> [Given task]:
Return every record below exactly as written, but leave out the pictures.
**** Stored rows ****
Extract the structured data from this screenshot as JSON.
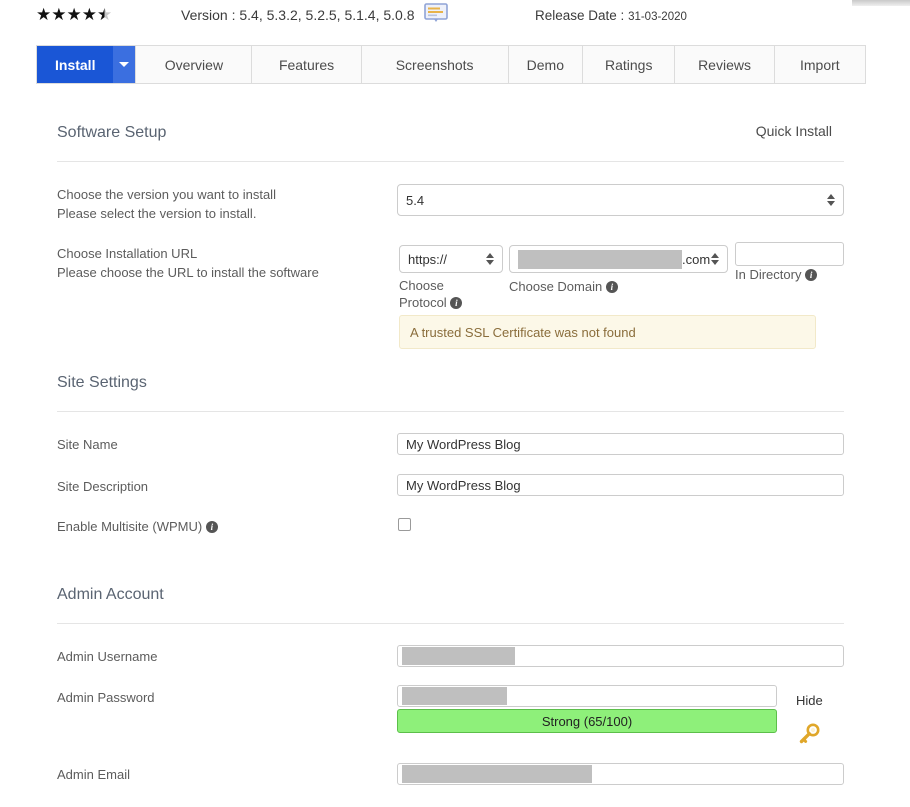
{
  "header": {
    "rating_stars": "★★★★",
    "rating_half_star": "★",
    "version_label": "Version : ",
    "version_values": "5.4, 5.3.2, 5.2.5, 5.1.4, 5.0.8",
    "changelog_icon": "changelog-icon",
    "release_label": "Release Date : ",
    "release_date": "31-03-2020"
  },
  "tabs": [
    {
      "label": "Install",
      "active": true
    },
    {
      "label": "Overview",
      "active": false
    },
    {
      "label": "Features",
      "active": false
    },
    {
      "label": "Screenshots",
      "active": false
    },
    {
      "label": "Demo",
      "active": false
    },
    {
      "label": "Ratings",
      "active": false
    },
    {
      "label": "Reviews",
      "active": false
    },
    {
      "label": "Import",
      "active": false
    }
  ],
  "software_setup": {
    "title": "Software Setup",
    "quick_install": "Quick Install",
    "version_label": "Choose the version you want to install",
    "version_sub": "Please select the version to install.",
    "version_value": "5.4",
    "url_label": "Choose Installation URL",
    "url_sub": "Please choose the URL to install the software",
    "protocol_value": "https://",
    "protocol_caption": "Choose Protocol",
    "domain_suffix": ".com",
    "domain_caption": "Choose Domain",
    "directory_value": "",
    "directory_caption": "In Directory",
    "ssl_warning": "A trusted SSL Certificate was not found"
  },
  "site_settings": {
    "title": "Site Settings",
    "site_name_label": "Site Name",
    "site_name_value": "My WordPress Blog",
    "site_desc_label": "Site Description",
    "site_desc_value": "My WordPress Blog",
    "multisite_label": "Enable Multisite (WPMU)",
    "multisite_checked": false
  },
  "admin_account": {
    "title": "Admin Account",
    "username_label": "Admin Username",
    "username_value": "",
    "password_label": "Admin Password",
    "password_value": "",
    "hide_label": "Hide",
    "key_icon": "key-icon",
    "strength_text": "Strong (65/100)",
    "strength_score": 65,
    "strength_max": 100,
    "strength_color": "#8ef07a",
    "email_label": "Admin Email",
    "email_value": ""
  },
  "colors": {
    "accent": "#1a56d6",
    "accent_light": "#3b6fe0",
    "warning_bg": "#fcf8e8",
    "warning_text": "#8a6d3b",
    "strength_green": "#8ef07a"
  }
}
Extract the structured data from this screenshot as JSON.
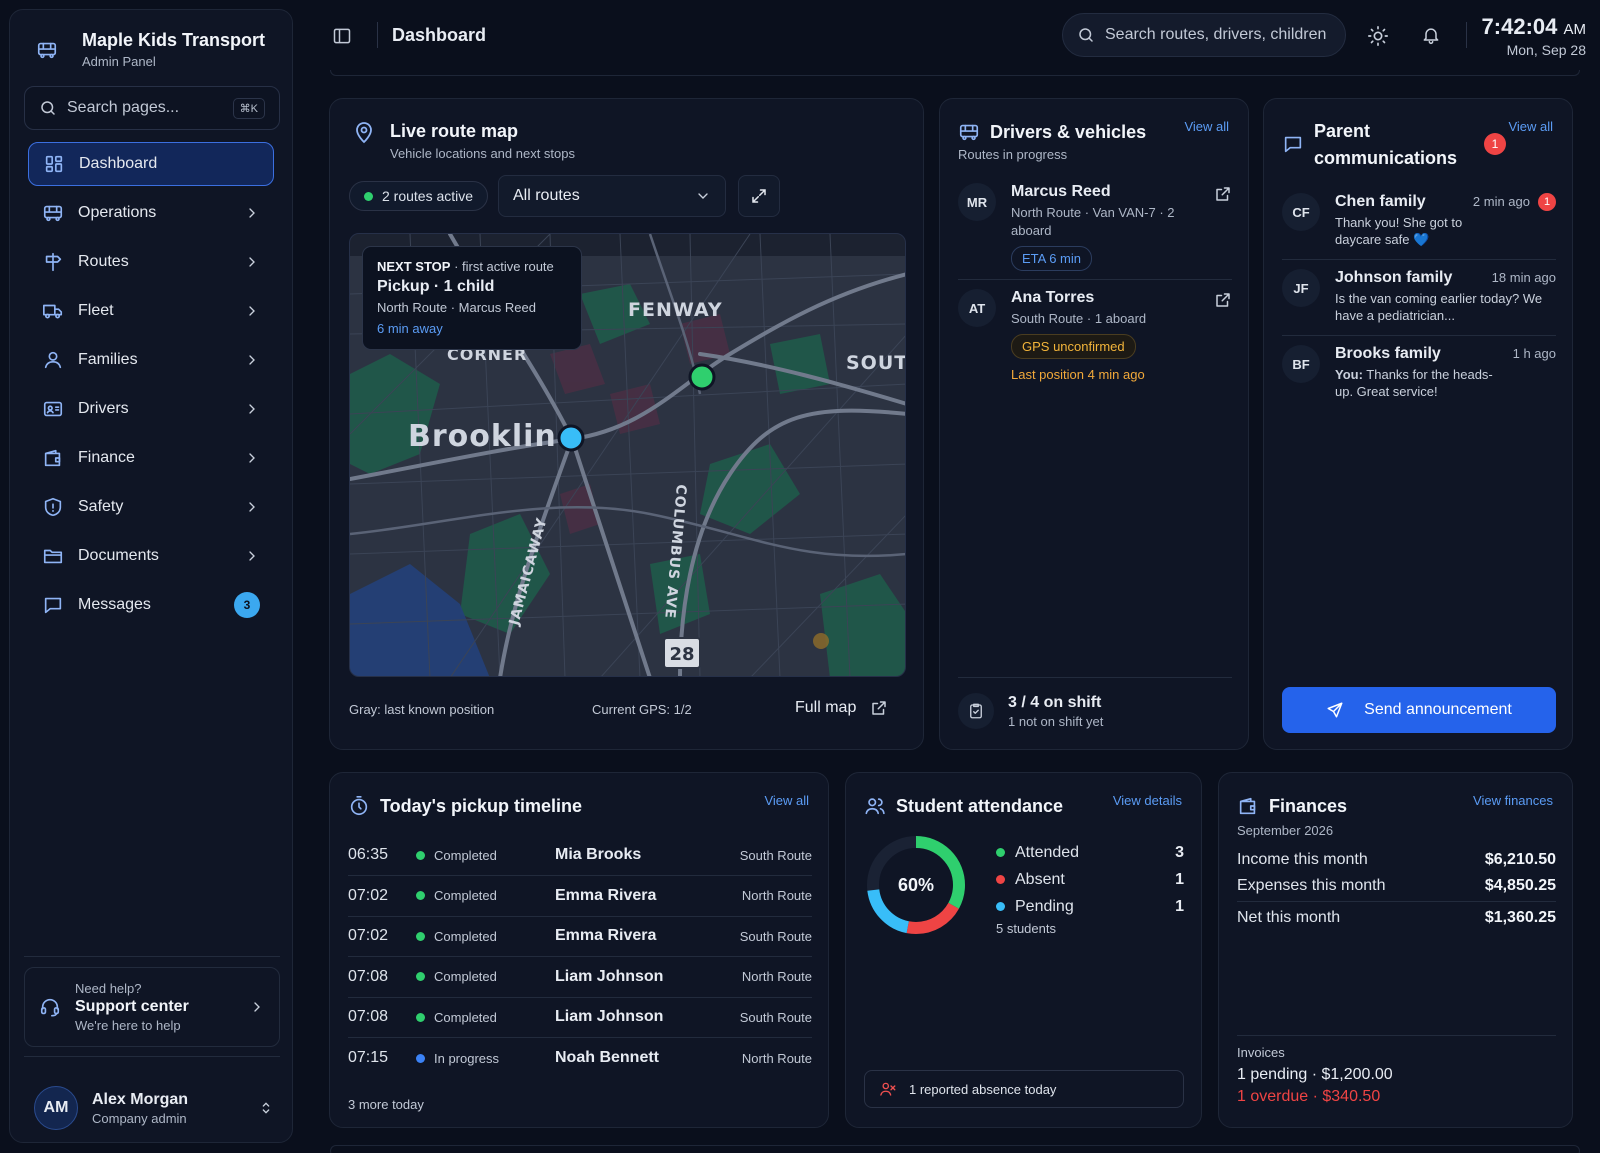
****
> [Completed task]:
Extract the structured data from this screenshot as JSON.
{
  "header": {
    "rating_stars": "★★★★",
    "rating_half_star": "★",
    "version_label": "Version : ",
    "version_values": "5.4, 5.3.2, 5.2.5, 5.1.4, 5.0.8",
    "changelog_icon": "changelog-icon",
    "release_label": "Release Date : ",
    "release_date": "31-03-2020"
  },
  "tabs": [
    {
      "label": "Install",
      "active": true
    },
    {
      "label": "Overview",
      "active": false
    },
    {
      "label": "Features",
      "active": false
    },
    {
      "label": "Screenshots",
      "active": false
    },
    {
      "label": "Demo",
      "active": false
    },
    {
      "label": "Ratings",
      "active": false
    },
    {
      "label": "Reviews",
      "active": false
    },
    {
      "label": "Import",
      "active": false
    }
  ],
  "software_setup": {
    "title": "Software Setup",
    "quick_install": "Quick Install",
    "version_label": "Choose the version you want to install",
    "version_sub": "Please select the version to install.",
    "version_value": "5.4",
    "url_label": "Choose Installation URL",
    "url_sub": "Please choose the URL to install the software",
    "protocol_value": "https://",
    "protocol_caption": "Choose Protocol",
    "domain_suffix": ".com",
    "domain_caption": "Choose Domain",
    "directory_value": "",
    "directory_caption": "In Directory",
    "ssl_warning": "A trusted SSL Certificate was not found"
  },
  "site_settings": {
    "title": "Site Settings",
    "site_name_label": "Site Name",
    "site_name_value": "My WordPress Blog",
    "site_desc_label": "Site Description",
    "site_desc_value": "My WordPress Blog",
    "multisite_label": "Enable Multisite (WPMU)",
    "multisite_checked": false
  },
  "admin_account": {
    "title": "Admin Account",
    "username_label": "Admin Username",
    "username_value": "",
    "password_label": "Admin Password",
    "password_value": "",
    "hide_label": "Hide",
    "key_icon": "key-icon",
    "strength_text": "Strong (65/100)",
    "strength_score": 65,
    "strength_max": 100,
    "strength_color": "#8ef07a",
    "email_label": "Admin Email",
    "email_value": ""
  },
  "colors": {
    "accent": "#1a56d6",
    "accent_light": "#3b6fe0",
    "warning_bg": "#fcf8e8",
    "warning_text": "#8a6d3b",
    "strength_green": "#8ef07a"
  }
}
Extract the structured data from this screenshot as JSON.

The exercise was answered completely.